What this task involves -
Output each line exactly as it appears, skipping any embedded picture.

Provided data -
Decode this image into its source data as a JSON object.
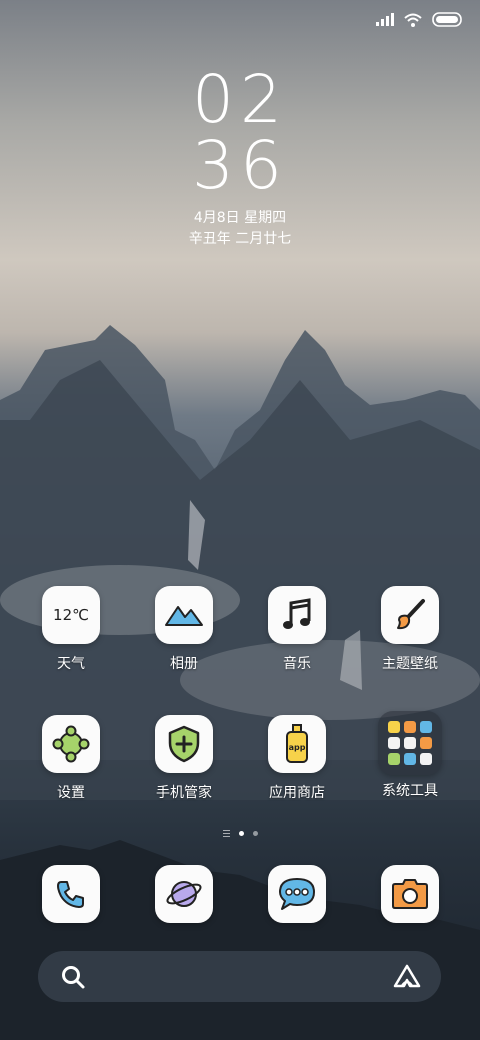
{
  "status_bar": {
    "signal": "signal-icon",
    "wifi": "wifi-icon",
    "battery": "battery-icon"
  },
  "clock": {
    "hour": "02",
    "minute": "36"
  },
  "date": {
    "solar": "4月8日 星期四",
    "lunar": "辛丑年 二月廿七"
  },
  "apps_row1": [
    {
      "label": "天气",
      "icon": "weather-icon",
      "temp": "12℃"
    },
    {
      "label": "相册",
      "icon": "gallery-icon"
    },
    {
      "label": "音乐",
      "icon": "music-icon"
    },
    {
      "label": "主题壁纸",
      "icon": "theme-brush-icon"
    }
  ],
  "apps_row2": [
    {
      "label": "设置",
      "icon": "settings-icon"
    },
    {
      "label": "手机管家",
      "icon": "security-shield-icon"
    },
    {
      "label": "应用商店",
      "icon": "app-store-icon",
      "badge_text": "app"
    },
    {
      "label": "系统工具",
      "icon": "folder-icon"
    }
  ],
  "page_indicator": {
    "pages": 2,
    "active": 1
  },
  "dock": [
    {
      "icon": "phone-icon"
    },
    {
      "icon": "browser-planet-icon"
    },
    {
      "icon": "messages-icon"
    },
    {
      "icon": "camera-icon"
    }
  ],
  "search_bar": {
    "left_icon": "search-icon",
    "right_icon": "assistant-icon"
  },
  "colors": {
    "accent_blue": "#62b7e6",
    "accent_yellow": "#f7d24a",
    "accent_green": "#a6d36a",
    "accent_orange": "#f39a45",
    "accent_purple": "#b9a9ec",
    "line": "#222222"
  }
}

Solution for this problem -
Decode this image into its source data as a JSON object.
{
  "status_bar": {
    "signal": "signal-icon",
    "wifi": "wifi-icon",
    "battery": "battery-icon"
  },
  "clock": {
    "hour": "02",
    "minute": "36"
  },
  "date": {
    "solar": "4月8日 星期四",
    "lunar": "辛丑年 二月廿七"
  },
  "apps_row1": [
    {
      "label": "天气",
      "icon": "weather-icon",
      "temp": "12℃"
    },
    {
      "label": "相册",
      "icon": "gallery-icon"
    },
    {
      "label": "音乐",
      "icon": "music-icon"
    },
    {
      "label": "主题壁纸",
      "icon": "theme-brush-icon"
    }
  ],
  "apps_row2": [
    {
      "label": "设置",
      "icon": "settings-icon"
    },
    {
      "label": "手机管家",
      "icon": "security-shield-icon"
    },
    {
      "label": "应用商店",
      "icon": "app-store-icon",
      "badge_text": "app"
    },
    {
      "label": "系统工具",
      "icon": "folder-icon"
    }
  ],
  "page_indicator": {
    "pages": 2,
    "active": 1
  },
  "dock": [
    {
      "icon": "phone-icon"
    },
    {
      "icon": "browser-planet-icon"
    },
    {
      "icon": "messages-icon"
    },
    {
      "icon": "camera-icon"
    }
  ],
  "search_bar": {
    "left_icon": "search-icon",
    "right_icon": "assistant-icon"
  },
  "colors": {
    "accent_blue": "#62b7e6",
    "accent_yellow": "#f7d24a",
    "accent_green": "#a6d36a",
    "accent_orange": "#f39a45",
    "accent_purple": "#b9a9ec",
    "line": "#222222"
  }
}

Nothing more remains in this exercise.